TASK DESCRIPTION
Copy the material that follows word for word and omit its pictures.

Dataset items
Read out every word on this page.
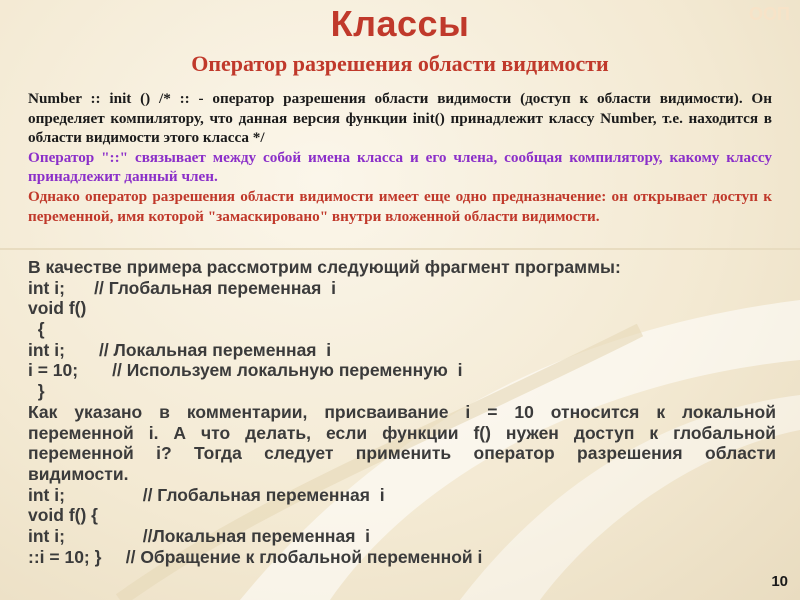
Классы	ООП
Оператор разрешения области видимости
Number :: init () /* :: - оператор разрешения области видимости (доступ к области видимости). Он определяет компилятору, что данная версия функции init() принадлежит классу Number, т.е. находится в области видимости этого класса */
Оператор "::" связывает между собой имена класса и его члена, сообщая компилятору, какому классу принадлежит данный член.
Однако оператор разрешения области видимости имеет еще одно предназначение: он открывает доступ к переменной, имя которой "замаскировано" внутри вложенной области видимости.
В качестве примера рассмотрим следующий фрагмент программы:
int i;      // Глобальная переменная  i
void f()
{
int i;       // Локальная переменная  i
i = 10;       // Используем локальную переменную  i
}
Как указано в комментарии, присваивание i = 10 относится к локальной
переменной i. А что делать, если функции f() нужен доступ к глобальной
переменной i? Тогда следует применить оператор разрешения области
видимости.
int i;                // Глобальная переменная  i
void f() {
int i;                //Локальная переменная  i
::i = 10; }     // Обращение к глобальной переменной i
10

ANSWER BELOW
Read out every word on this page.
Классы	ООП
Оператор разрешения области видимости
Number :: init () /* :: - оператор разрешения области видимости (доступ к области видимости). Он определяет компилятору, что данная версия функции init() принадлежит классу Number, т.е. находится в области видимости этого класса */
Оператор "::" связывает между собой имена класса и его члена, сообщая компилятору, какому классу принадлежит данный член.
Однако оператор разрешения области видимости имеет еще одно предназначение: он открывает доступ к переменной, имя которой "замаскировано" внутри вложенной области видимости.
В качестве примера рассмотрим следующий фрагмент программы:
int i;      // Глобальная переменная  i
void f()
{
int i;       // Локальная переменная  i
i = 10;       // Используем локальную переменную  i
}
Как указано в комментарии, присваивание i = 10 относится к локальной
переменной i. А что делать, если функции f() нужен доступ к глобальной
переменной i? Тогда следует применить оператор разрешения области
видимости.
int i;                // Глобальная переменная  i
void f() {
int i;                //Локальная переменная  i
::i = 10; }     // Обращение к глобальной переменной i
10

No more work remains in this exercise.